-- Begin --
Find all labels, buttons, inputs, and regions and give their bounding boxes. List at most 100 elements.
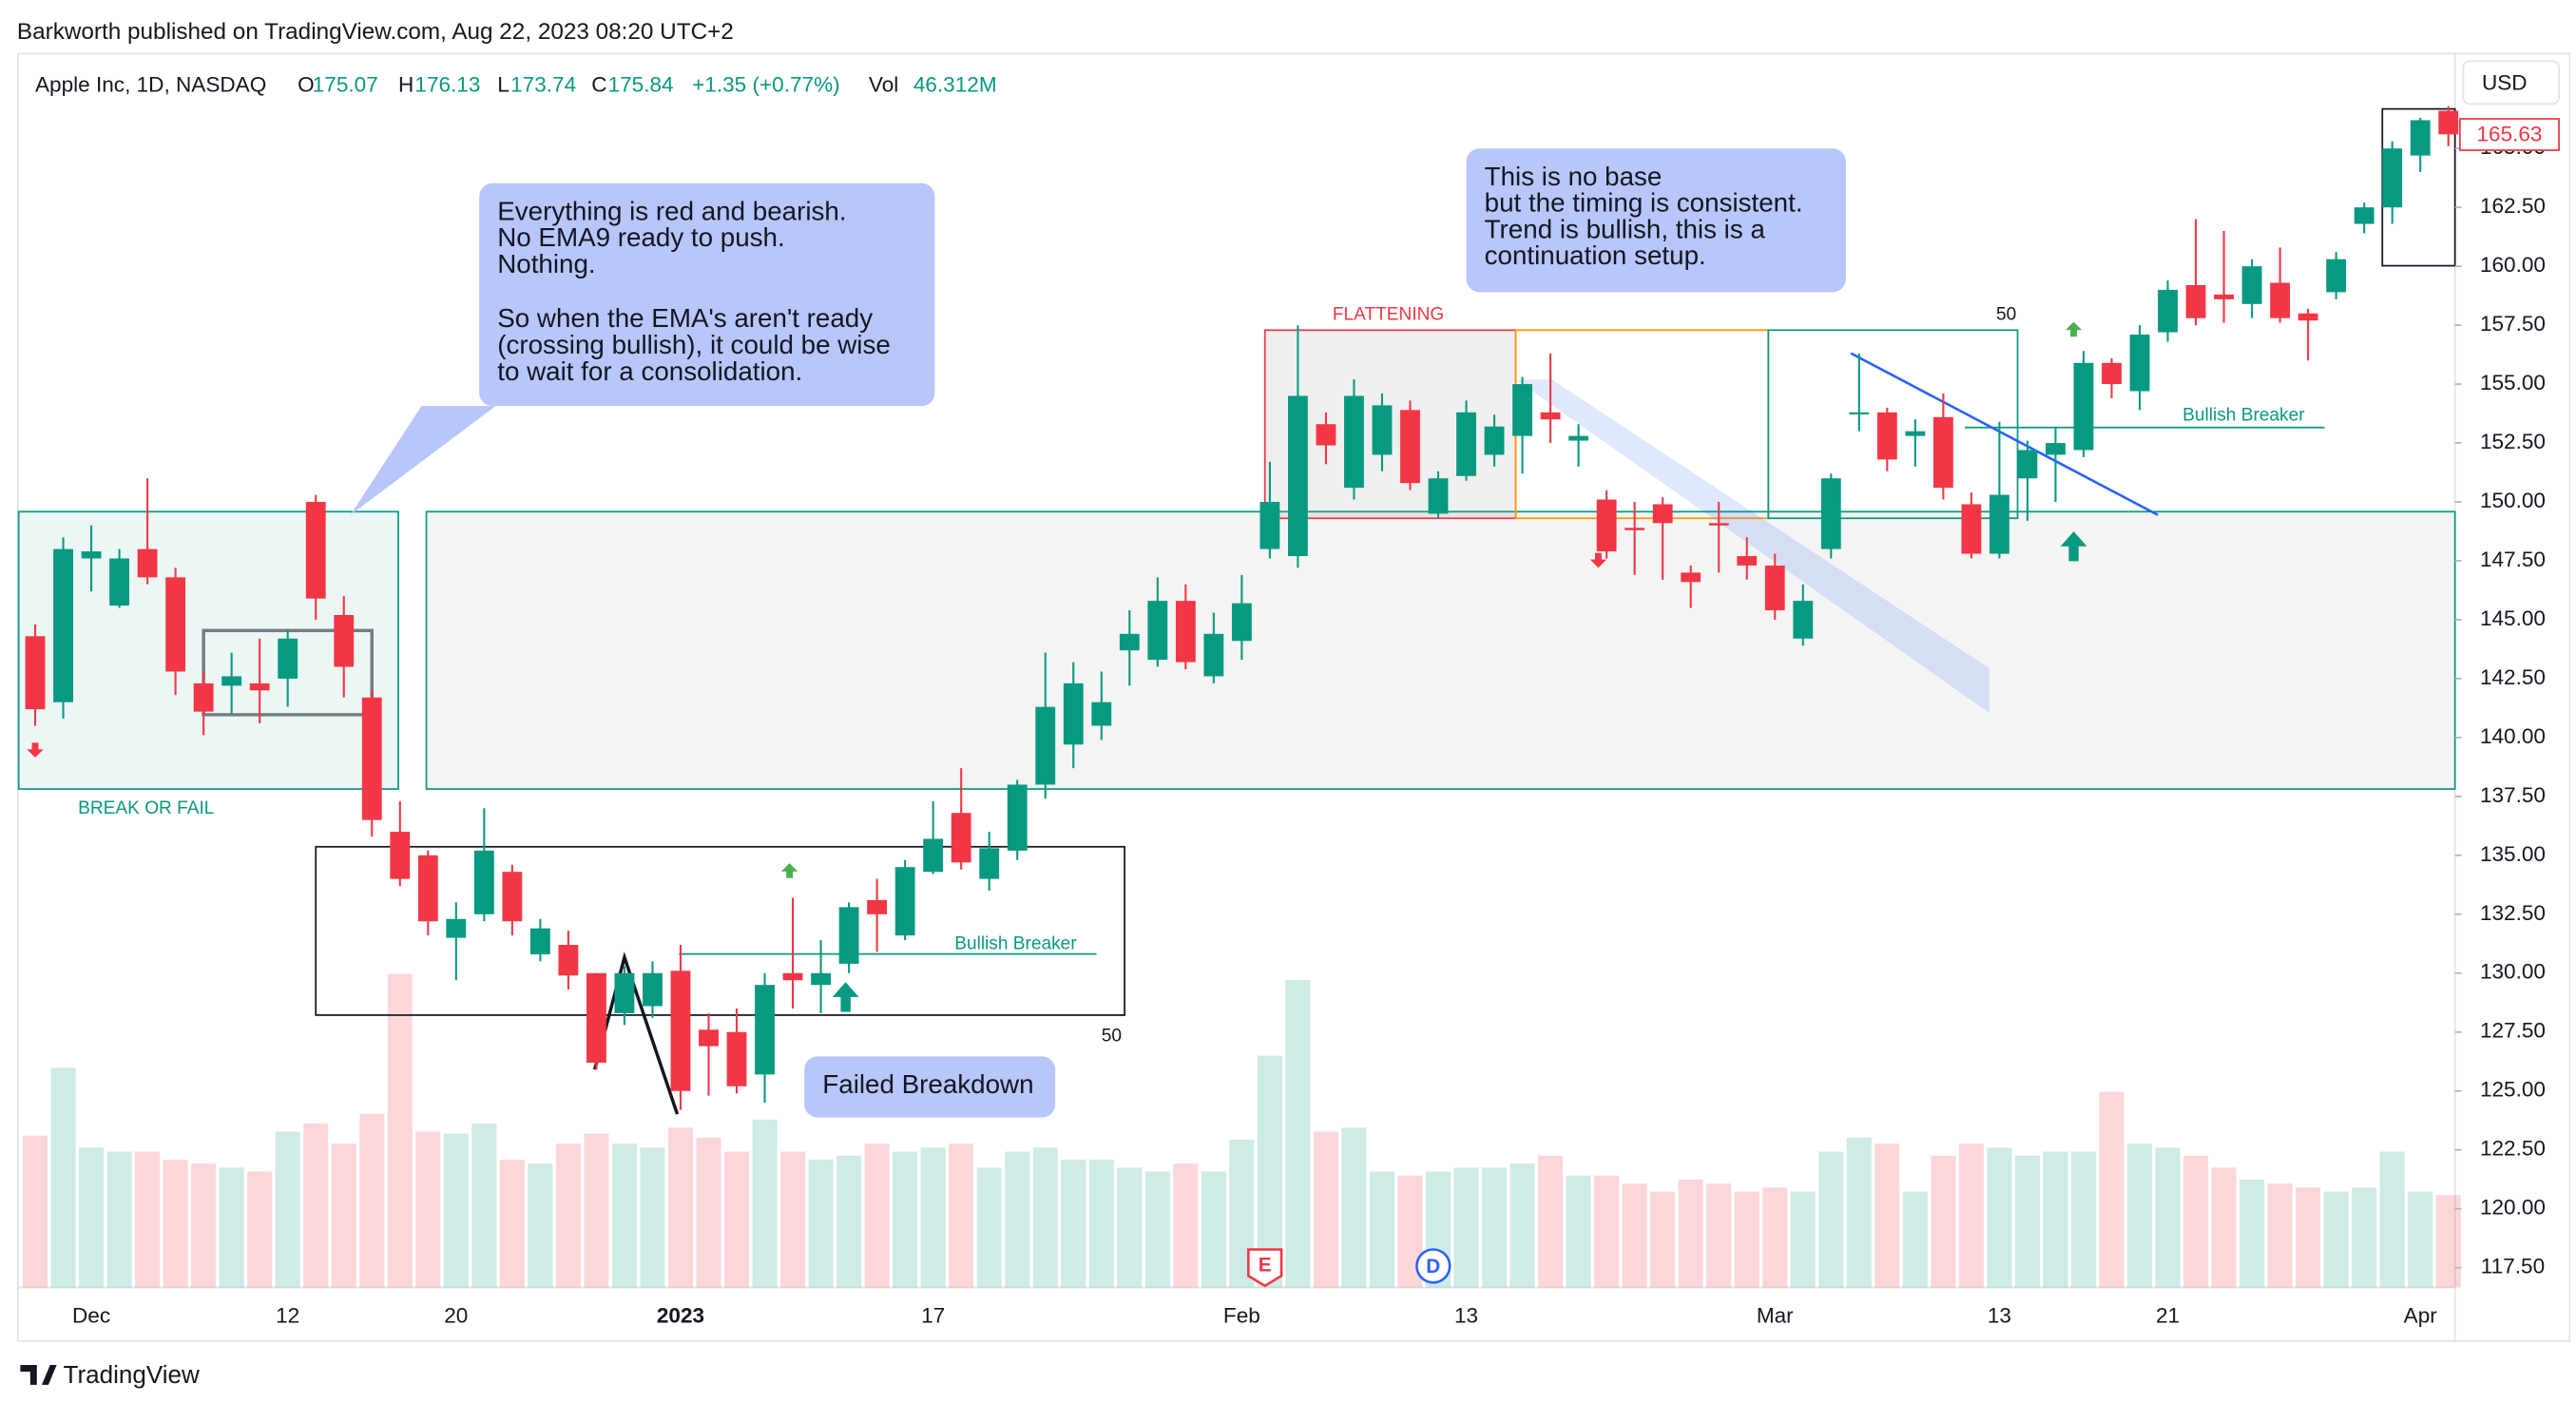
volume-bar (836, 1155, 862, 1288)
period-label: 50 (1102, 1027, 1122, 1047)
candle-body (1793, 601, 1814, 639)
callout-text: Trend is bullish, this is a (1485, 214, 1766, 243)
candle-body (1876, 412, 1897, 460)
x-tick-label: Dec (72, 1304, 110, 1328)
candle-body (867, 899, 888, 914)
volume-bar (1594, 1175, 1620, 1288)
y-tick-label: 152.50 (2480, 430, 2546, 453)
legend-value: 173.74 (510, 72, 576, 96)
candle-body (1231, 603, 1252, 642)
candle-body (838, 907, 859, 964)
candle-body (53, 548, 73, 702)
volume-bar (1678, 1179, 1703, 1288)
candle-body (1652, 504, 1673, 524)
x-tick-label: 12 (276, 1304, 299, 1328)
candle-body (2102, 362, 2122, 385)
volume-bar (1566, 1175, 1591, 1288)
candle-body (1681, 572, 1701, 583)
range-box (315, 845, 1125, 1016)
x-tick-label: 20 (444, 1304, 468, 1328)
currency-button[interactable] (2462, 60, 2560, 106)
candle-body (2129, 335, 2150, 392)
earnings-badge (1247, 1248, 1283, 1288)
callout-text: So when the EMA's aren't ready (497, 303, 873, 333)
volume-bar (2070, 1151, 2097, 1288)
x-tick-label: Apr (2404, 1304, 2438, 1328)
volume-bar (2379, 1151, 2405, 1288)
y-tick-label: 150.00 (2480, 489, 2546, 512)
legend-value: 175.07 (313, 72, 378, 96)
candle-body (614, 972, 635, 1013)
volume-bar (640, 1147, 665, 1288)
candle-body (1063, 682, 1084, 745)
candle-body (1175, 601, 1196, 663)
candle-body (1961, 504, 1982, 554)
volume-bar (1482, 1167, 1508, 1288)
candle-body (529, 928, 550, 954)
candle-body (979, 848, 1000, 879)
candle-body (1512, 384, 1532, 436)
callout-text: to wait for a consolidation. (497, 356, 802, 386)
y-tick-label: 130.00 (2480, 960, 2546, 984)
volume-bar (1874, 1144, 1900, 1288)
candle-body (1932, 416, 1953, 489)
candle-body (25, 636, 46, 710)
arrow-down-small (27, 742, 44, 759)
candle-body (782, 972, 803, 981)
y-tick-label: 137.50 (2480, 783, 2546, 807)
candle-body (1119, 633, 1140, 651)
volume-bar (1005, 1151, 1030, 1288)
time-axis: Dec 12 20 2023 17 Feb 13 Mar 13 21 Apr (72, 1304, 2437, 1328)
candle-body (2241, 266, 2262, 304)
dividend-label: D (1426, 1256, 1440, 1278)
candle-body (2382, 148, 2403, 208)
callout-text: Nothing. (497, 249, 595, 279)
candle-body (473, 850, 494, 914)
candle-body (1568, 435, 1589, 441)
breaker-label: Bullish Breaker (954, 933, 1077, 953)
volume-bar (1032, 1147, 1058, 1288)
volume-layer (22, 973, 2461, 1288)
candle-body (2410, 120, 2431, 156)
volume-bar (696, 1137, 721, 1288)
candle-body (361, 697, 382, 820)
volume-bar (1790, 1191, 1816, 1288)
x-tick-label: Feb (1223, 1304, 1260, 1328)
x-tick-label: Mar (1757, 1304, 1794, 1328)
candle-body (446, 918, 467, 938)
volume-bar (1846, 1137, 1872, 1288)
volume-bar (135, 1151, 161, 1288)
candle-body (502, 872, 523, 922)
volume-bar (471, 1124, 497, 1288)
volume-bar (2211, 1167, 2237, 1288)
volume-bar (1902, 1191, 1928, 1288)
volume-bar (275, 1131, 300, 1288)
volume-bar (2323, 1191, 2349, 1288)
candle-body (417, 855, 438, 922)
candle-body (1820, 478, 1841, 549)
callout-text: (crossing bullish), it could be wise (497, 330, 891, 359)
candle-layer (25, 106, 2459, 1110)
currency-label: USD (2482, 71, 2528, 95)
volume-bar (1622, 1183, 1647, 1288)
trend-line (1850, 352, 2159, 516)
volume-bar (780, 1151, 806, 1288)
legend-change: +1.35 (+0.77%) (692, 72, 840, 96)
breaker-label: Bullish Breaker (2182, 406, 2305, 426)
volume-bar (499, 1159, 525, 1288)
volume-bar (808, 1159, 834, 1288)
legend-value: 46.312M (913, 72, 997, 96)
y-tick-label: 117.50 (2481, 1255, 2545, 1278)
volume-bar (893, 1151, 918, 1288)
candle-body (2354, 207, 2374, 224)
volume-bar (2099, 1091, 2124, 1288)
volume-bar (1313, 1131, 1338, 1288)
price-axis: 117.50 120.00 122.50 125.00 127.50 130.00 132.… (2454, 135, 2546, 1278)
zone-label: BREAK OR FAIL (78, 798, 214, 818)
candle-body (249, 682, 270, 691)
candle-body (2017, 450, 2038, 479)
volume-bar (1061, 1159, 1086, 1288)
candle-body (1147, 601, 1168, 661)
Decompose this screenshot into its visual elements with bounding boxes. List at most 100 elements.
-- End --
* _Task instructions_
Copy out every line of the records word for word, leaving out the pictures.

* _Exercise result_
Find all labels, buttons, inputs, and regions and give their bounding boxes. List at most 100 elements.
volume-bar (836, 1155, 862, 1288)
period-label: 50 (1102, 1027, 1122, 1047)
candle-body (1793, 601, 1814, 639)
callout-text: Trend is bullish, this is a (1485, 214, 1766, 243)
candle-body (1876, 412, 1897, 460)
x-tick-label: Dec (72, 1304, 110, 1328)
candle-body (867, 899, 888, 914)
volume-bar (1594, 1175, 1620, 1288)
y-tick-label: 152.50 (2480, 430, 2546, 453)
legend-value: 173.74 (510, 72, 576, 96)
candle-body (1231, 603, 1252, 642)
candle-body (838, 907, 859, 964)
candle-body (53, 548, 73, 702)
volume-bar (1678, 1179, 1703, 1288)
candle-body (1652, 504, 1673, 524)
x-tick-label: 12 (276, 1304, 299, 1328)
candle-body (2102, 362, 2122, 385)
volume-bar (1566, 1175, 1591, 1288)
candle-body (1681, 572, 1701, 583)
range-box (315, 845, 1125, 1016)
x-tick-label: 20 (444, 1304, 468, 1328)
currency-button[interactable] (2462, 60, 2560, 106)
candle-body (2129, 335, 2150, 392)
earnings-badge (1247, 1248, 1283, 1288)
callout-text: So when the EMA's aren't ready (497, 303, 873, 333)
volume-bar (2070, 1151, 2097, 1288)
x-tick-label: Apr (2404, 1304, 2438, 1328)
volume-bar (2379, 1151, 2405, 1288)
y-tick-label: 150.00 (2480, 489, 2546, 512)
legend-value: 175.07 (313, 72, 378, 96)
candle-body (614, 972, 635, 1013)
volume-bar (640, 1147, 665, 1288)
candle-body (1063, 682, 1084, 745)
candle-body (1175, 601, 1196, 663)
candle-body (1961, 504, 1982, 554)
volume-bar (1482, 1167, 1508, 1288)
candle-body (529, 928, 550, 954)
candle-body (979, 848, 1000, 879)
candle-body (1512, 384, 1532, 436)
callout-text: to wait for a consolidation. (497, 356, 802, 386)
y-tick-label: 130.00 (2480, 960, 2546, 984)
volume-bar (1874, 1144, 1900, 1288)
candle-body (1932, 416, 1953, 489)
candle-body (25, 636, 46, 710)
arrow-down-small (27, 742, 44, 759)
candle-body (782, 972, 803, 981)
y-tick-label: 137.50 (2480, 783, 2546, 807)
candle-body (1119, 633, 1140, 651)
volume-bar (1005, 1151, 1030, 1288)
time-axis: Dec 12 20 2023 17 Feb 13 Mar 13 21 Apr (72, 1304, 2437, 1328)
candle-body (2241, 266, 2262, 304)
dividend-label: D (1426, 1256, 1440, 1278)
candle-body (2382, 148, 2403, 208)
callout-text: Nothing. (497, 249, 595, 279)
candle-body (473, 850, 494, 914)
candle-body (1568, 435, 1589, 441)
breaker-label: Bullish Breaker (954, 933, 1077, 953)
volume-bar (1032, 1147, 1058, 1288)
volume-layer (22, 973, 2461, 1288)
candle-body (2410, 120, 2431, 156)
volume-bar (696, 1137, 721, 1288)
candle-body (361, 697, 382, 820)
volume-bar (1790, 1191, 1816, 1288)
x-tick-label: Feb (1223, 1304, 1260, 1328)
x-tick-label: Mar (1757, 1304, 1794, 1328)
candle-body (446, 918, 467, 938)
volume-bar (1846, 1137, 1872, 1288)
volume-bar (135, 1151, 161, 1288)
candle-body (502, 872, 523, 922)
volume-bar (471, 1124, 497, 1288)
volume-bar (2211, 1167, 2237, 1288)
volume-bar (1902, 1191, 1928, 1288)
volume-bar (275, 1131, 300, 1288)
volume-bar (2323, 1191, 2349, 1288)
candle-body (417, 855, 438, 922)
candle-body (1820, 478, 1841, 549)
callout-text: (crossing bullish), it could be wise (497, 330, 891, 359)
candle-layer (25, 106, 2459, 1110)
currency-label: USD (2482, 71, 2528, 95)
volume-bar (1622, 1183, 1647, 1288)
trend-line (1850, 352, 2159, 516)
volume-bar (780, 1151, 806, 1288)
legend-change: +1.35 (+0.77%) (692, 72, 840, 96)
breaker-label: Bullish Breaker (2182, 406, 2305, 426)
volume-bar (499, 1159, 525, 1288)
volume-bar (808, 1159, 834, 1288)
legend-value: 46.312M (913, 72, 997, 96)
y-tick-label: 117.50 (2481, 1255, 2545, 1278)
volume-bar (893, 1151, 918, 1288)
candle-body (2354, 207, 2374, 224)
volume-bar (2099, 1091, 2124, 1288)
volume-bar (1313, 1131, 1338, 1288)
price-axis: 117.50 120.00 122.50 125.00 127.50 130.00 132.… (2454, 135, 2546, 1278)
zone-label: BREAK OR FAIL (78, 798, 214, 818)
candle-body (249, 682, 270, 691)
candle-body (2017, 450, 2038, 479)
volume-bar (1061, 1159, 1086, 1288)
candle-body (1147, 601, 1168, 661)
Decompose this screenshot into its visual elements with bounding boxes. List at most 100 elements.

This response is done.